Records supplied ::
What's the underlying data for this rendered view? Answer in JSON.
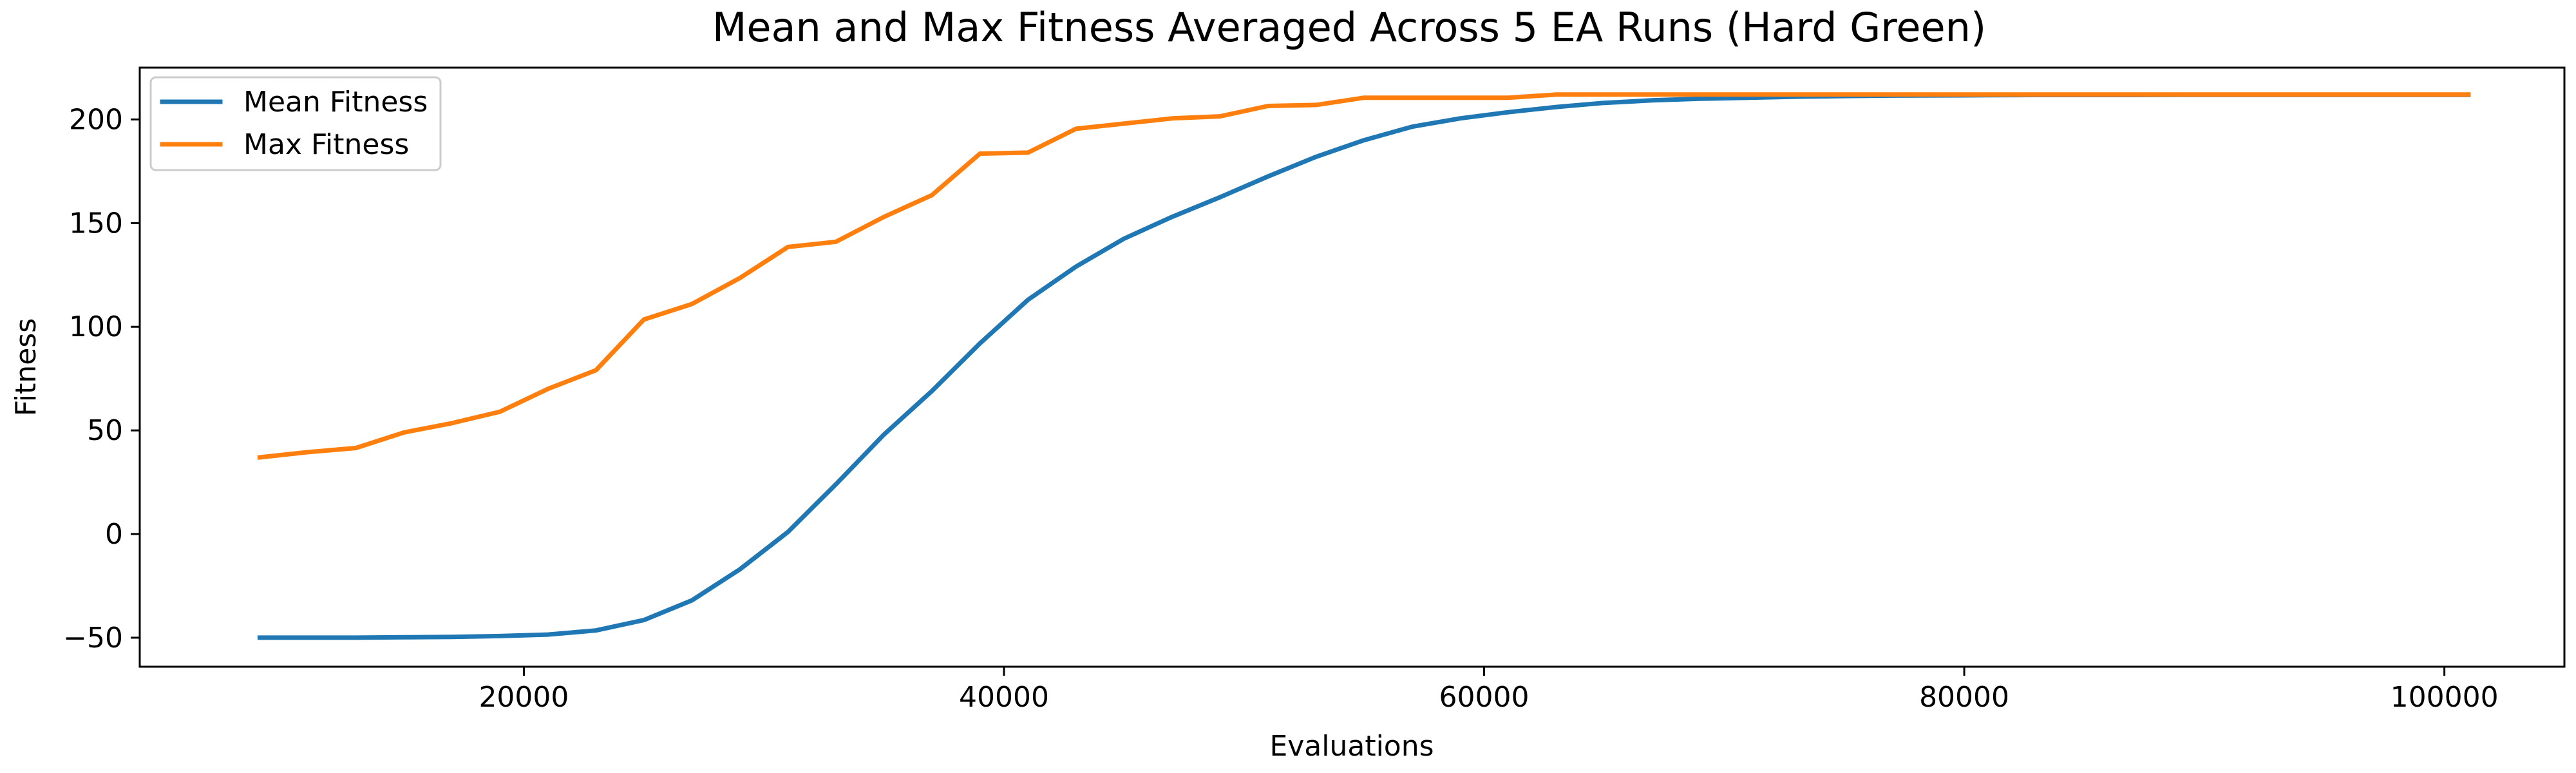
{
  "chart_data": {
    "type": "line",
    "title": "Mean and Max Fitness Averaged Across 5 EA Runs (Hard Green)",
    "xlabel": "Evaluations",
    "ylabel": "Fitness",
    "xlim": [
      4000,
      105000
    ],
    "ylim": [
      -64,
      225
    ],
    "x_ticks": [
      20000,
      40000,
      60000,
      80000,
      100000
    ],
    "y_ticks": [
      -50,
      0,
      50,
      100,
      150,
      200
    ],
    "x_tick_labels": [
      "20000",
      "40000",
      "60000",
      "80000",
      "100000"
    ],
    "y_tick_labels": [
      "−50",
      "0",
      "50",
      "100",
      "150",
      "200"
    ],
    "grid": false,
    "legend_position": "top-left",
    "x": [
      9000,
      11000,
      13000,
      15000,
      17000,
      19000,
      21000,
      23000,
      25000,
      27000,
      29000,
      31000,
      33000,
      35000,
      37000,
      39000,
      41000,
      43000,
      45000,
      47000,
      49000,
      51000,
      53000,
      55000,
      57000,
      59000,
      61000,
      63000,
      65000,
      67000,
      69000,
      71000,
      73000,
      75000,
      77000,
      79000,
      81000,
      83000,
      85000,
      87000,
      89000,
      91000,
      93000,
      95000,
      97000,
      99000,
      101000
    ],
    "series": [
      {
        "name": "Mean Fitness",
        "color": "#1f77b4",
        "values": [
          -50,
          -50,
          -50,
          -49.8,
          -49.6,
          -49.2,
          -48.5,
          -46.5,
          -41.5,
          -32,
          -17,
          1,
          24,
          48,
          69,
          92,
          113,
          129,
          142.5,
          153,
          162.5,
          172.5,
          182,
          190,
          196.5,
          200.5,
          203.5,
          206,
          208,
          209.2,
          210,
          210.5,
          211,
          211.3,
          211.5,
          211.6,
          211.7,
          211.8,
          211.8,
          211.8,
          211.9,
          211.9,
          211.9,
          211.9,
          211.9,
          211.9,
          211.9
        ]
      },
      {
        "name": "Max Fitness",
        "color": "#ff7f0e",
        "values": [
          37,
          39.5,
          41.5,
          49,
          53.5,
          59,
          70,
          79,
          103.5,
          111,
          123.5,
          138.5,
          141,
          153,
          163.5,
          183.5,
          184,
          195.5,
          198,
          200.5,
          201.5,
          206.5,
          207,
          210.5,
          210.5,
          210.5,
          210.5,
          212,
          212,
          212,
          212,
          212,
          212,
          212,
          212,
          212,
          212,
          212,
          212,
          212,
          212,
          212,
          212,
          212,
          212,
          212,
          212
        ]
      }
    ]
  }
}
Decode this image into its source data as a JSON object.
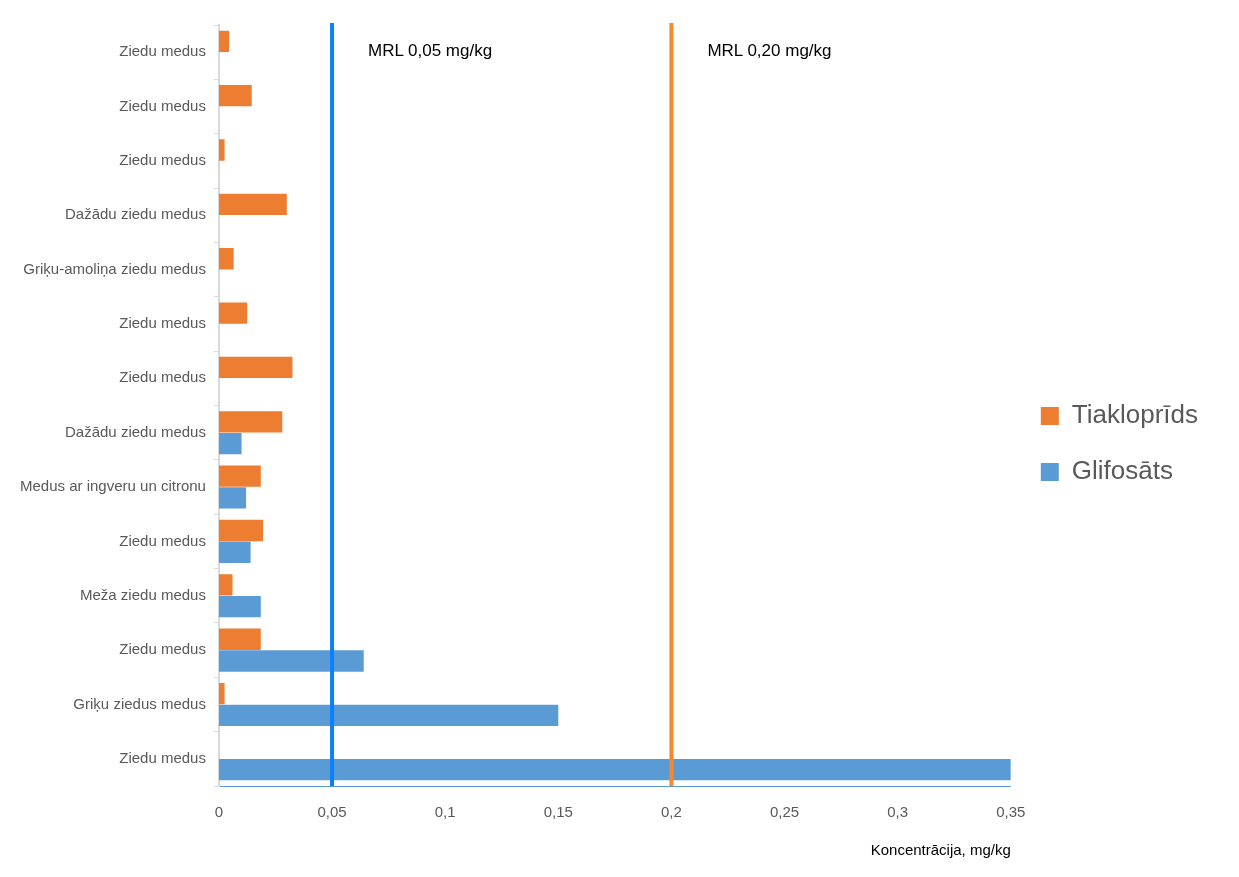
{
  "chart_data": {
    "type": "bar",
    "orientation": "horizontal",
    "xlabel": "Koncentrācija, mg/kg",
    "categories": [
      "Ziedu medus",
      "Ziedu medus",
      "Ziedu medus",
      "Dažādu ziedu medus",
      "Griķu-amoliņa ziedu medus",
      "Ziedu medus",
      "Ziedu medus",
      "Dažādu ziedu medus",
      "Medus ar ingveru un citronu",
      "Ziedu medus",
      "Meža ziedu medus",
      "Ziedu medus",
      "Griķu ziedus medus",
      "Ziedu medus"
    ],
    "series": [
      {
        "name": "Tiakloprīds",
        "color": "#ed7d31",
        "values": [
          0.0045,
          0.0145,
          0.0025,
          0.03,
          0.0065,
          0.0125,
          0.0325,
          0.028,
          0.0185,
          0.0195,
          0.006,
          0.0185,
          0.0025,
          null
        ]
      },
      {
        "name": "Glifosāts",
        "color": "#5b9bd5",
        "values": [
          null,
          null,
          null,
          null,
          null,
          null,
          null,
          0.01,
          0.012,
          0.014,
          0.0185,
          0.064,
          0.15,
          0.35
        ]
      }
    ],
    "xlim": [
      0,
      0.35
    ],
    "xticks": [
      0,
      {
        "value": 0.05,
        "label": "0,05"
      },
      {
        "value": 0.1,
        "label": "0,1"
      },
      {
        "value": 0.15,
        "label": "0,15"
      },
      {
        "value": 0.2,
        "label": "0,2"
      },
      {
        "value": 0.25,
        "label": "0,25"
      },
      {
        "value": 0.3,
        "label": "0,3"
      },
      {
        "value": 0.35,
        "label": "0,35"
      }
    ],
    "ref_lines": [
      {
        "axis": "x",
        "value": 0.05,
        "label": "MRL 0,05 mg/kg",
        "color": "#0a80ff"
      },
      {
        "axis": "x",
        "value": 0.2,
        "label": "MRL 0,20 mg/kg",
        "color": "#f5892f"
      }
    ],
    "grid": false,
    "legend": "right"
  }
}
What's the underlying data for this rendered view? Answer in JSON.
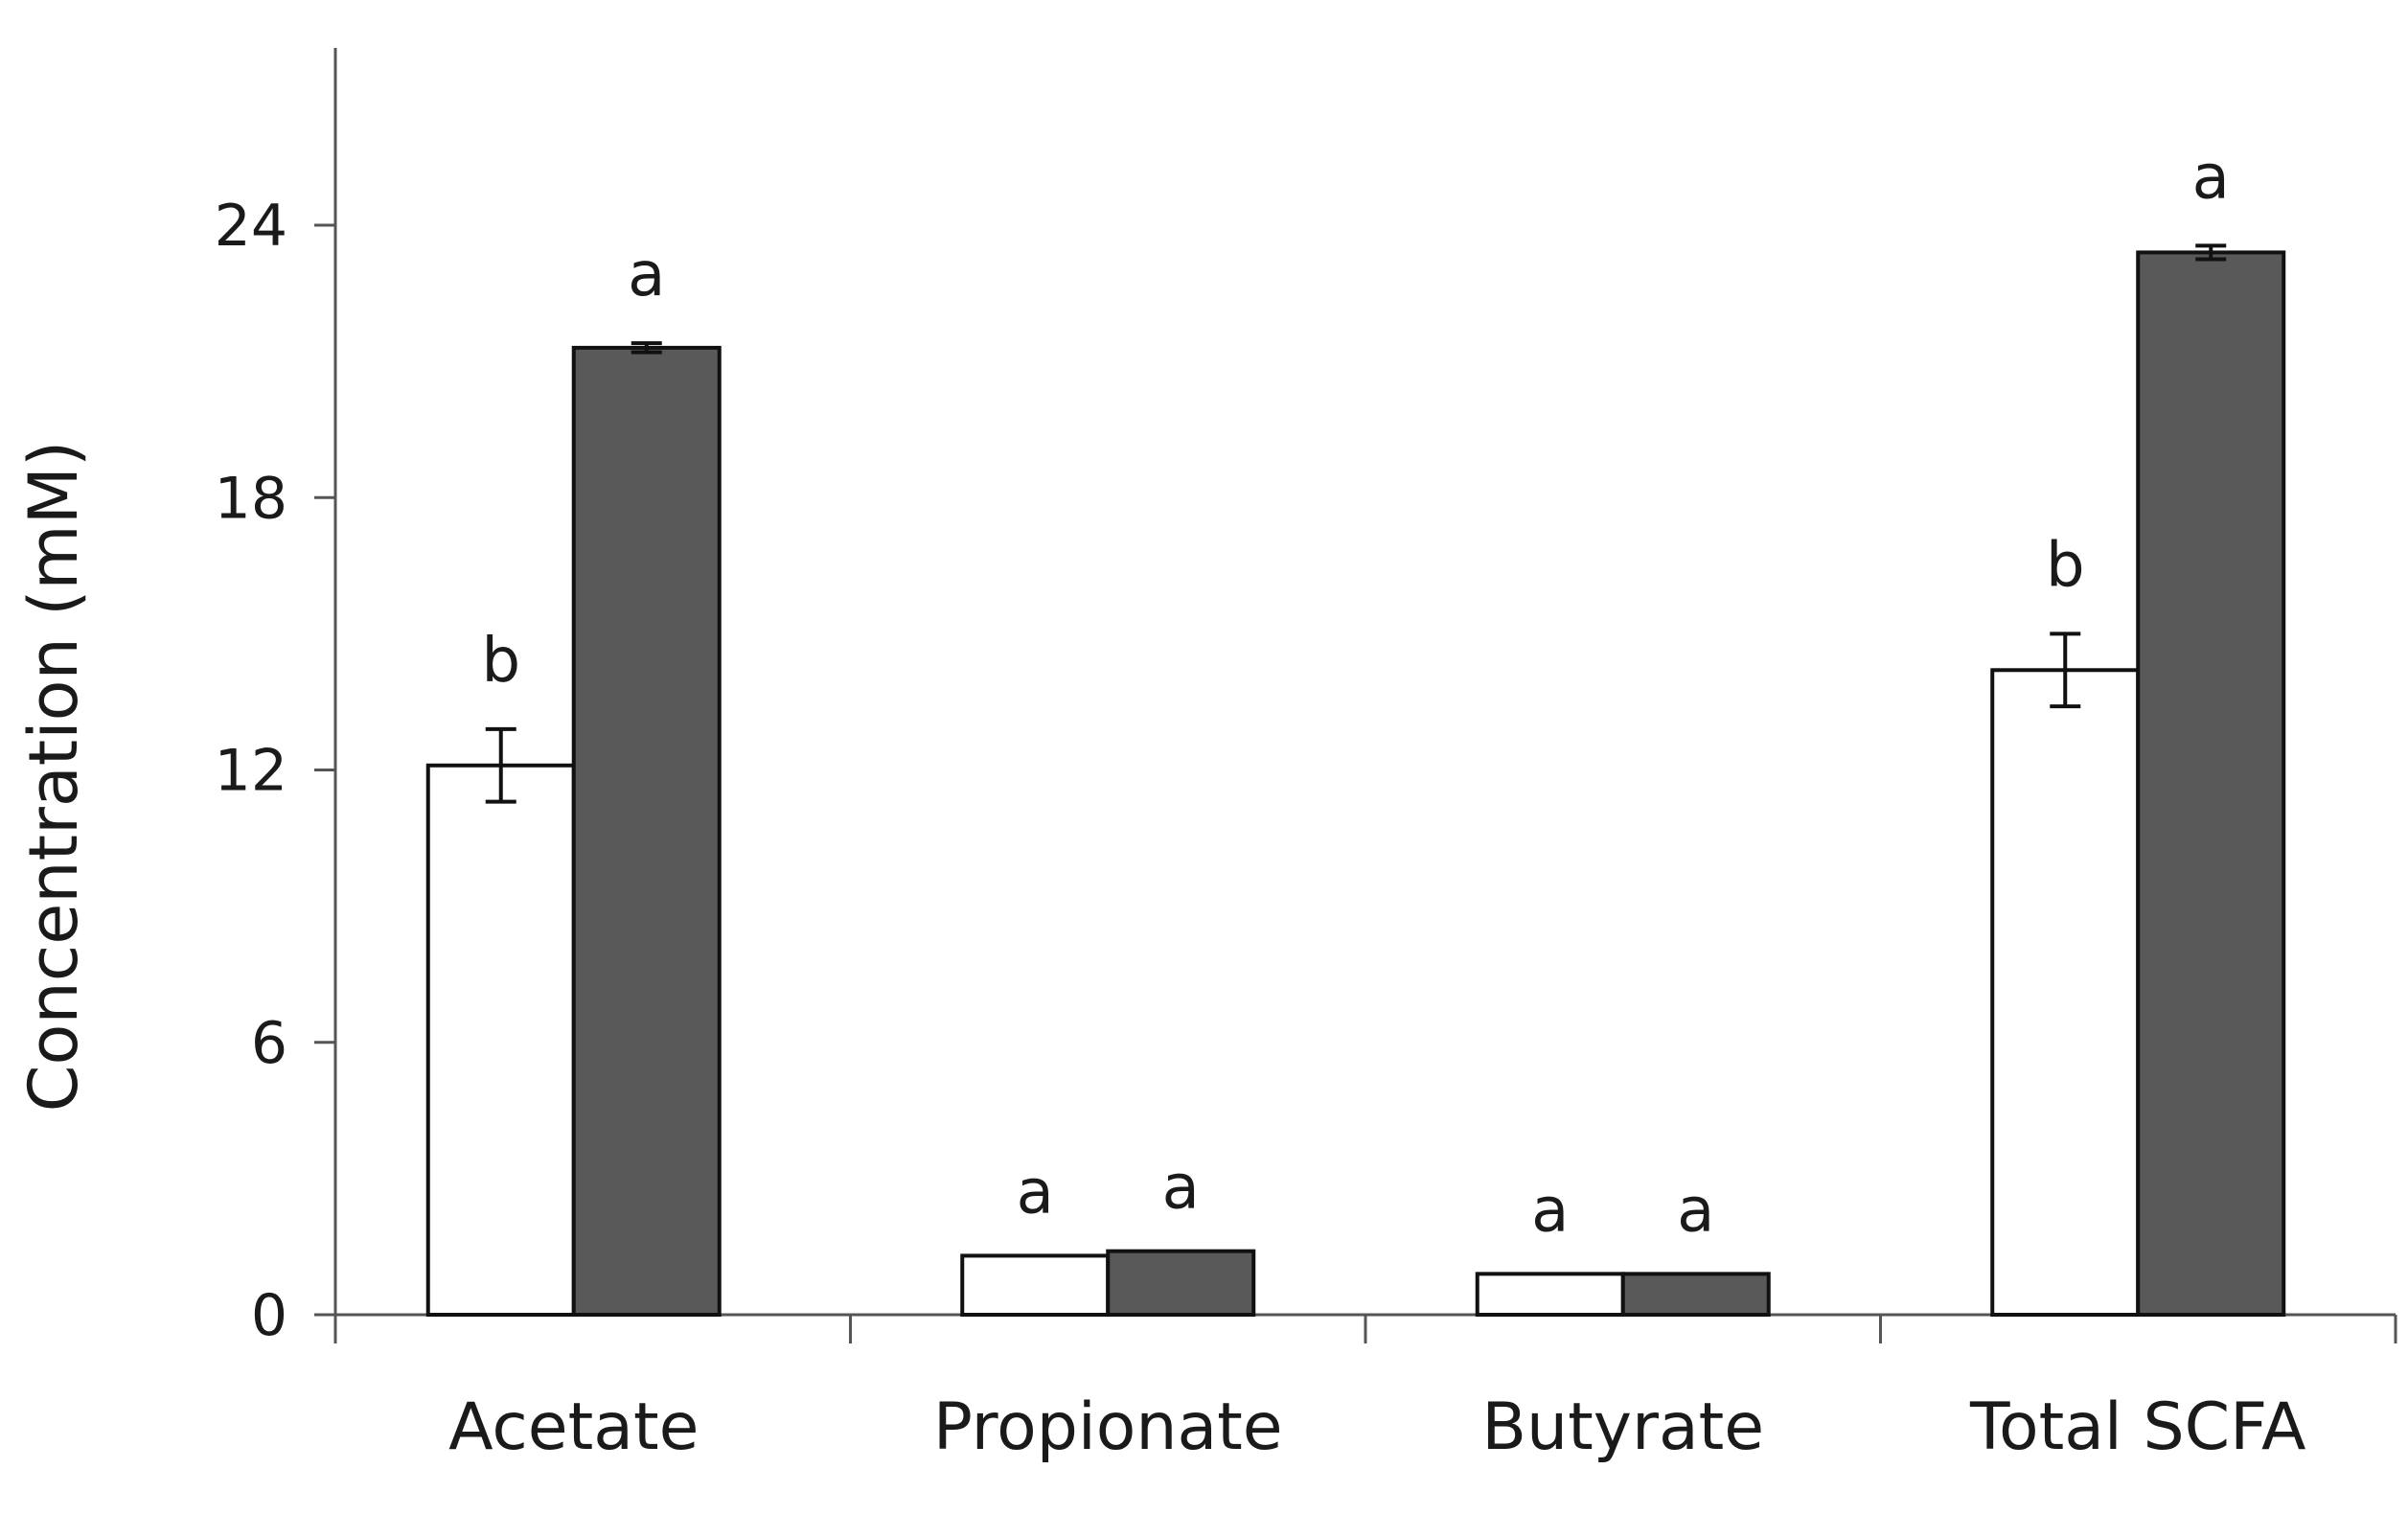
{
  "chart_data": {
    "type": "bar",
    "title": "",
    "xlabel": "",
    "ylabel": "Concentration (mM)",
    "ylim": [
      0,
      28
    ],
    "yticks": [
      0,
      6,
      12,
      18,
      24
    ],
    "grid": false,
    "legend": "none",
    "categories": [
      "Acetate",
      "Propionate",
      "Butyrate",
      "Total SCFA"
    ],
    "series": [
      {
        "color": "#ffffff",
        "values": [
          12.1,
          1.3,
          0.9,
          14.2
        ],
        "errors": [
          0.8,
          0,
          0,
          0.8
        ],
        "sig_labels": [
          "b",
          "a",
          "a",
          "b"
        ]
      },
      {
        "color": "#595959",
        "values": [
          21.3,
          1.4,
          0.9,
          23.4
        ],
        "errors": [
          0.1,
          0,
          0,
          0.15
        ],
        "sig_labels": [
          "a",
          "a",
          "a",
          "a"
        ]
      }
    ]
  }
}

Required work :: Transcribe the material exactly, and leave out whatever pictures it holds.

Response to the task ::
What's the underlying data for this rendered view? Answer in JSON.
{
  "chart_data": {
    "type": "line",
    "title": "Mean and Max Fitness Averaged Across 5 EA Runs (Hard Green)",
    "xlabel": "Evaluations",
    "ylabel": "Fitness",
    "xlim": [
      4000,
      105000
    ],
    "ylim": [
      -64,
      225
    ],
    "x_ticks": [
      20000,
      40000,
      60000,
      80000,
      100000
    ],
    "y_ticks": [
      -50,
      0,
      50,
      100,
      150,
      200
    ],
    "x_tick_labels": [
      "20000",
      "40000",
      "60000",
      "80000",
      "100000"
    ],
    "y_tick_labels": [
      "−50",
      "0",
      "50",
      "100",
      "150",
      "200"
    ],
    "grid": false,
    "legend_position": "top-left",
    "x": [
      9000,
      11000,
      13000,
      15000,
      17000,
      19000,
      21000,
      23000,
      25000,
      27000,
      29000,
      31000,
      33000,
      35000,
      37000,
      39000,
      41000,
      43000,
      45000,
      47000,
      49000,
      51000,
      53000,
      55000,
      57000,
      59000,
      61000,
      63000,
      65000,
      67000,
      69000,
      71000,
      73000,
      75000,
      77000,
      79000,
      81000,
      83000,
      85000,
      87000,
      89000,
      91000,
      93000,
      95000,
      97000,
      99000,
      101000
    ],
    "series": [
      {
        "name": "Mean Fitness",
        "color": "#1f77b4",
        "values": [
          -50,
          -50,
          -50,
          -49.8,
          -49.6,
          -49.2,
          -48.5,
          -46.5,
          -41.5,
          -32,
          -17,
          1,
          24,
          48,
          69,
          92,
          113,
          129,
          142.5,
          153,
          162.5,
          172.5,
          182,
          190,
          196.5,
          200.5,
          203.5,
          206,
          208,
          209.2,
          210,
          210.5,
          211,
          211.3,
          211.5,
          211.6,
          211.7,
          211.8,
          211.8,
          211.8,
          211.9,
          211.9,
          211.9,
          211.9,
          211.9,
          211.9,
          211.9
        ]
      },
      {
        "name": "Max Fitness",
        "color": "#ff7f0e",
        "values": [
          37,
          39.5,
          41.5,
          49,
          53.5,
          59,
          70,
          79,
          103.5,
          111,
          123.5,
          138.5,
          141,
          153,
          163.5,
          183.5,
          184,
          195.5,
          198,
          200.5,
          201.5,
          206.5,
          207,
          210.5,
          210.5,
          210.5,
          210.5,
          212,
          212,
          212,
          212,
          212,
          212,
          212,
          212,
          212,
          212,
          212,
          212,
          212,
          212,
          212,
          212,
          212,
          212,
          212,
          212
        ]
      }
    ]
  }
}
Decode this image into its source data as a JSON object.
{
  "chart_data": {
    "type": "bar",
    "orientation": "horizontal",
    "xlabel": "Koncentrācija, mg/kg",
    "categories": [
      "Ziedu medus",
      "Ziedu medus",
      "Ziedu medus",
      "Dažādu ziedu medus",
      "Griķu-amoliņa ziedu medus",
      "Ziedu medus",
      "Ziedu medus",
      "Dažādu ziedu medus",
      "Medus ar ingveru un citronu",
      "Ziedu medus",
      "Meža ziedu medus",
      "Ziedu medus",
      "Griķu ziedus medus",
      "Ziedu medus"
    ],
    "series": [
      {
        "name": "Tiakloprīds",
        "color": "#ed7d31",
        "values": [
          0.0045,
          0.0145,
          0.0025,
          0.03,
          0.0065,
          0.0125,
          0.0325,
          0.028,
          0.0185,
          0.0195,
          0.006,
          0.0185,
          0.0025,
          null
        ]
      },
      {
        "name": "Glifosāts",
        "color": "#5b9bd5",
        "values": [
          null,
          null,
          null,
          null,
          null,
          null,
          null,
          0.01,
          0.012,
          0.014,
          0.0185,
          0.064,
          0.15,
          0.35
        ]
      }
    ],
    "xlim": [
      0,
      0.35
    ],
    "xticks": [
      0,
      {
        "value": 0.05,
        "label": "0,05"
      },
      {
        "value": 0.1,
        "label": "0,1"
      },
      {
        "value": 0.15,
        "label": "0,15"
      },
      {
        "value": 0.2,
        "label": "0,2"
      },
      {
        "value": 0.25,
        "label": "0,25"
      },
      {
        "value": 0.3,
        "label": "0,3"
      },
      {
        "value": 0.35,
        "label": "0,35"
      }
    ],
    "ref_lines": [
      {
        "axis": "x",
        "value": 0.05,
        "label": "MRL 0,05 mg/kg",
        "color": "#0a80ff"
      },
      {
        "axis": "x",
        "value": 0.2,
        "label": "MRL 0,20 mg/kg",
        "color": "#f5892f"
      }
    ],
    "grid": false,
    "legend": "right"
  }
}
What's the underlying data for this rendered view? Answer in JSON.
{
  "chart_data": {
    "type": "bar",
    "title": "",
    "xlabel": "",
    "ylabel": "Concentration (mM)",
    "ylim": [
      0,
      28
    ],
    "yticks": [
      0,
      6,
      12,
      18,
      24
    ],
    "grid": false,
    "legend": "none",
    "categories": [
      "Acetate",
      "Propionate",
      "Butyrate",
      "Total SCFA"
    ],
    "series": [
      {
        "color": "#ffffff",
        "values": [
          12.1,
          1.3,
          0.9,
          14.2
        ],
        "errors": [
          0.8,
          0,
          0,
          0.8
        ],
        "sig_labels": [
          "b",
          "a",
          "a",
          "b"
        ]
      },
      {
        "color": "#595959",
        "values": [
          21.3,
          1.4,
          0.9,
          23.4
        ],
        "errors": [
          0.1,
          0,
          0,
          0.15
        ],
        "sig_labels": [
          "a",
          "a",
          "a",
          "a"
        ]
      }
    ]
  }
}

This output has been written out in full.